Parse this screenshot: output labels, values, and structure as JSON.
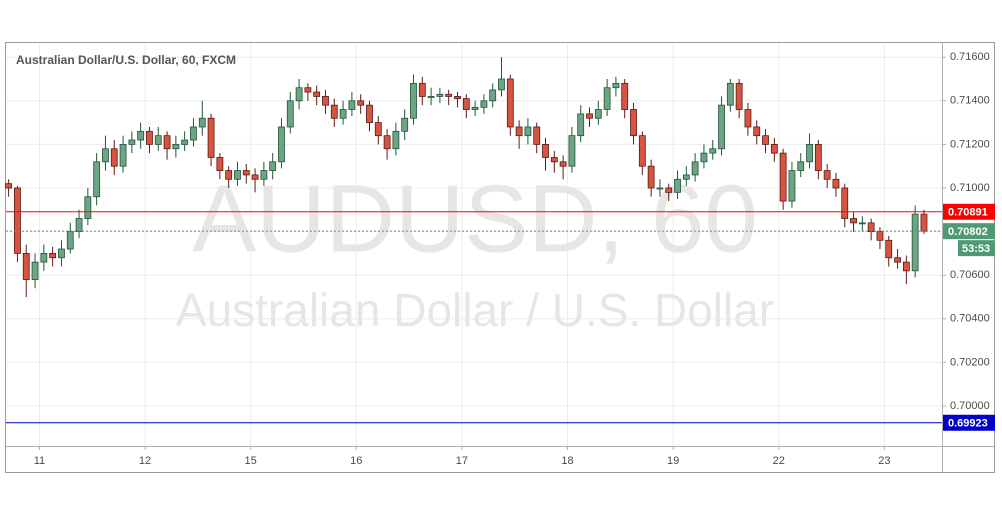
{
  "chart_data": {
    "type": "candlestick",
    "title": "Australian Dollar/U.S. Dollar, 60, FXCM",
    "watermark": [
      "AUDUSD, 60",
      "Australian Dollar / U.S. Dollar"
    ],
    "up_color": "#6ba583",
    "down_color": "#d75442",
    "grid": true,
    "xlim": [
      -0.6,
      212.1
    ],
    "xticks": [
      {
        "value": 7,
        "label": "11"
      },
      {
        "value": 31,
        "label": "12"
      },
      {
        "value": 55,
        "label": "15"
      },
      {
        "value": 79,
        "label": "16"
      },
      {
        "value": 103,
        "label": "17"
      },
      {
        "value": 127,
        "label": "18"
      },
      {
        "value": 151,
        "label": "19"
      },
      {
        "value": 175,
        "label": "22"
      },
      {
        "value": 199,
        "label": "23"
      }
    ],
    "ylim": [
      0.69821,
      0.71656
    ],
    "yticks": [
      {
        "value": 0.7,
        "label": "0.70000"
      },
      {
        "value": 0.702,
        "label": "0.70200"
      },
      {
        "value": 0.704,
        "label": "0.70400"
      },
      {
        "value": 0.706,
        "label": "0.70600"
      },
      {
        "value": 0.708,
        "label": "0.70800"
      },
      {
        "value": 0.71,
        "label": "0.71000"
      },
      {
        "value": 0.712,
        "label": "0.71200"
      },
      {
        "value": 0.714,
        "label": "0.71400"
      },
      {
        "value": 0.716,
        "label": "0.71600"
      }
    ],
    "price_lines": [
      {
        "value": 0.70891,
        "color": "#ff0000",
        "style": "solid"
      },
      {
        "value": 0.70802,
        "color": "#4f9a74",
        "style": "dotted"
      },
      {
        "value": 0.69923,
        "color": "#0000c8",
        "style": "solid"
      }
    ],
    "countdown": "53:53",
    "x": [
      0,
      2,
      4,
      6,
      8,
      10,
      12,
      14,
      16,
      18,
      20,
      22,
      24,
      26,
      28,
      30,
      32,
      34,
      36,
      38,
      40,
      42,
      44,
      46,
      48,
      50,
      52,
      54,
      56,
      58,
      60,
      62,
      64,
      66,
      68,
      70,
      72,
      74,
      76,
      78,
      80,
      82,
      84,
      86,
      88,
      90,
      92,
      94,
      96,
      98,
      100,
      102,
      104,
      106,
      108,
      110,
      112,
      114,
      116,
      118,
      120,
      122,
      124,
      126,
      128,
      130,
      132,
      134,
      136,
      138,
      140,
      142,
      144,
      146,
      148,
      150,
      152,
      154,
      156,
      158,
      160,
      162,
      164,
      166,
      168,
      170,
      172,
      174,
      176,
      178,
      180,
      182,
      184,
      186,
      188,
      190,
      192,
      194,
      196,
      198,
      200,
      202,
      204,
      206,
      208
    ],
    "candles": [
      [
        0.7102,
        0.7104,
        0.7096,
        0.71
      ],
      [
        0.71,
        0.7101,
        0.7066,
        0.707
      ],
      [
        0.707,
        0.7074,
        0.705,
        0.7058
      ],
      [
        0.7058,
        0.707,
        0.7054,
        0.7066
      ],
      [
        0.7066,
        0.7074,
        0.7062,
        0.707
      ],
      [
        0.707,
        0.7073,
        0.7064,
        0.7068
      ],
      [
        0.7068,
        0.7076,
        0.7064,
        0.7072
      ],
      [
        0.7072,
        0.7084,
        0.707,
        0.708
      ],
      [
        0.708,
        0.709,
        0.7077,
        0.7086
      ],
      [
        0.7086,
        0.71,
        0.7083,
        0.7096
      ],
      [
        0.7096,
        0.7116,
        0.7092,
        0.7112
      ],
      [
        0.7112,
        0.7124,
        0.7108,
        0.7118
      ],
      [
        0.7118,
        0.7122,
        0.7106,
        0.711
      ],
      [
        0.711,
        0.7124,
        0.7107,
        0.712
      ],
      [
        0.712,
        0.7126,
        0.7116,
        0.7122
      ],
      [
        0.7122,
        0.713,
        0.7118,
        0.7126
      ],
      [
        0.7126,
        0.7128,
        0.7116,
        0.712
      ],
      [
        0.712,
        0.7128,
        0.7117,
        0.7124
      ],
      [
        0.7124,
        0.7126,
        0.7113,
        0.7118
      ],
      [
        0.7118,
        0.7124,
        0.7114,
        0.712
      ],
      [
        0.712,
        0.7126,
        0.7117,
        0.7122
      ],
      [
        0.7122,
        0.7132,
        0.7119,
        0.7128
      ],
      [
        0.7128,
        0.714,
        0.7124,
        0.7132
      ],
      [
        0.7132,
        0.7134,
        0.711,
        0.7114
      ],
      [
        0.7114,
        0.7116,
        0.7104,
        0.7108
      ],
      [
        0.7108,
        0.711,
        0.71,
        0.7104
      ],
      [
        0.7104,
        0.7112,
        0.7101,
        0.7108
      ],
      [
        0.7108,
        0.7111,
        0.7102,
        0.7106
      ],
      [
        0.7106,
        0.7109,
        0.7098,
        0.7104
      ],
      [
        0.7104,
        0.7112,
        0.7101,
        0.7108
      ],
      [
        0.7108,
        0.7116,
        0.7104,
        0.7112
      ],
      [
        0.7112,
        0.7132,
        0.7109,
        0.7128
      ],
      [
        0.7128,
        0.7144,
        0.7125,
        0.714
      ],
      [
        0.714,
        0.715,
        0.7136,
        0.7146
      ],
      [
        0.7146,
        0.7148,
        0.714,
        0.7144
      ],
      [
        0.7144,
        0.7147,
        0.7138,
        0.7142
      ],
      [
        0.7142,
        0.7145,
        0.7134,
        0.7138
      ],
      [
        0.7138,
        0.7141,
        0.7128,
        0.7132
      ],
      [
        0.7132,
        0.714,
        0.7129,
        0.7136
      ],
      [
        0.7136,
        0.7144,
        0.7133,
        0.714
      ],
      [
        0.714,
        0.7143,
        0.7134,
        0.7138
      ],
      [
        0.7138,
        0.714,
        0.7126,
        0.713
      ],
      [
        0.713,
        0.7133,
        0.712,
        0.7124
      ],
      [
        0.7124,
        0.7127,
        0.7113,
        0.7118
      ],
      [
        0.7118,
        0.713,
        0.7115,
        0.7126
      ],
      [
        0.7126,
        0.7136,
        0.7122,
        0.7132
      ],
      [
        0.7132,
        0.7152,
        0.7129,
        0.7148
      ],
      [
        0.7148,
        0.7151,
        0.7138,
        0.7142
      ],
      [
        0.7142,
        0.7146,
        0.7138,
        0.7142
      ],
      [
        0.7142,
        0.7146,
        0.7139,
        0.7143
      ],
      [
        0.7143,
        0.7145,
        0.7138,
        0.7142
      ],
      [
        0.7142,
        0.7144,
        0.7137,
        0.7141
      ],
      [
        0.7141,
        0.7143,
        0.7132,
        0.7136
      ],
      [
        0.7136,
        0.714,
        0.7133,
        0.7137
      ],
      [
        0.7137,
        0.7143,
        0.7134,
        0.714
      ],
      [
        0.714,
        0.7148,
        0.7137,
        0.7145
      ],
      [
        0.7145,
        0.716,
        0.7142,
        0.715
      ],
      [
        0.715,
        0.7152,
        0.7124,
        0.7128
      ],
      [
        0.7128,
        0.7131,
        0.7118,
        0.7124
      ],
      [
        0.7124,
        0.7132,
        0.712,
        0.7128
      ],
      [
        0.7128,
        0.713,
        0.7116,
        0.712
      ],
      [
        0.712,
        0.7123,
        0.7108,
        0.7114
      ],
      [
        0.7114,
        0.7117,
        0.7107,
        0.7112
      ],
      [
        0.7112,
        0.7115,
        0.7104,
        0.711
      ],
      [
        0.711,
        0.7128,
        0.7107,
        0.7124
      ],
      [
        0.7124,
        0.7138,
        0.7121,
        0.7134
      ],
      [
        0.7134,
        0.7137,
        0.7128,
        0.7132
      ],
      [
        0.7132,
        0.714,
        0.7129,
        0.7136
      ],
      [
        0.7136,
        0.715,
        0.7133,
        0.7146
      ],
      [
        0.7146,
        0.7151,
        0.7142,
        0.7148
      ],
      [
        0.7148,
        0.715,
        0.7132,
        0.7136
      ],
      [
        0.7136,
        0.7139,
        0.712,
        0.7124
      ],
      [
        0.7124,
        0.7126,
        0.7106,
        0.711
      ],
      [
        0.711,
        0.7113,
        0.7096,
        0.71
      ],
      [
        0.71,
        0.7104,
        0.7096,
        0.71
      ],
      [
        0.71,
        0.7102,
        0.7094,
        0.7098
      ],
      [
        0.7098,
        0.7108,
        0.7095,
        0.7104
      ],
      [
        0.7104,
        0.711,
        0.7101,
        0.7106
      ],
      [
        0.7106,
        0.7116,
        0.7103,
        0.7112
      ],
      [
        0.7112,
        0.712,
        0.7109,
        0.7116
      ],
      [
        0.7116,
        0.7122,
        0.7113,
        0.7118
      ],
      [
        0.7118,
        0.7142,
        0.7115,
        0.7138
      ],
      [
        0.7138,
        0.715,
        0.7135,
        0.7148
      ],
      [
        0.7148,
        0.715,
        0.7132,
        0.7136
      ],
      [
        0.7136,
        0.7139,
        0.7124,
        0.7128
      ],
      [
        0.7128,
        0.7131,
        0.712,
        0.7124
      ],
      [
        0.7124,
        0.7127,
        0.7116,
        0.712
      ],
      [
        0.712,
        0.7123,
        0.7112,
        0.7116
      ],
      [
        0.7116,
        0.7118,
        0.709,
        0.7094
      ],
      [
        0.7094,
        0.7112,
        0.7091,
        0.7108
      ],
      [
        0.7108,
        0.7116,
        0.7105,
        0.7112
      ],
      [
        0.7112,
        0.7125,
        0.7109,
        0.712
      ],
      [
        0.712,
        0.7122,
        0.7104,
        0.7108
      ],
      [
        0.7108,
        0.7111,
        0.71,
        0.7104
      ],
      [
        0.7104,
        0.7107,
        0.7096,
        0.71
      ],
      [
        0.71,
        0.7102,
        0.7082,
        0.7086
      ],
      [
        0.7086,
        0.7089,
        0.708,
        0.7084
      ],
      [
        0.7084,
        0.7087,
        0.708,
        0.7084
      ],
      [
        0.7084,
        0.7086,
        0.7076,
        0.708
      ],
      [
        0.708,
        0.7082,
        0.7072,
        0.7076
      ],
      [
        0.7076,
        0.7078,
        0.7064,
        0.7068
      ],
      [
        0.7068,
        0.7072,
        0.7063,
        0.7066
      ],
      [
        0.7066,
        0.7069,
        0.7056,
        0.7062
      ],
      [
        0.7062,
        0.7092,
        0.7059,
        0.7088
      ],
      [
        0.7088,
        0.709,
        0.7079,
        0.70802
      ]
    ]
  }
}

[EXERCISE DESCRIPTION] In the entries above, identify every line with the word "Dollar". Copy those lines.

[REPLY]
    "title": "Australian Dollar/U.S. Dollar, 60, FXCM",
      "Australian Dollar / U.S. Dollar"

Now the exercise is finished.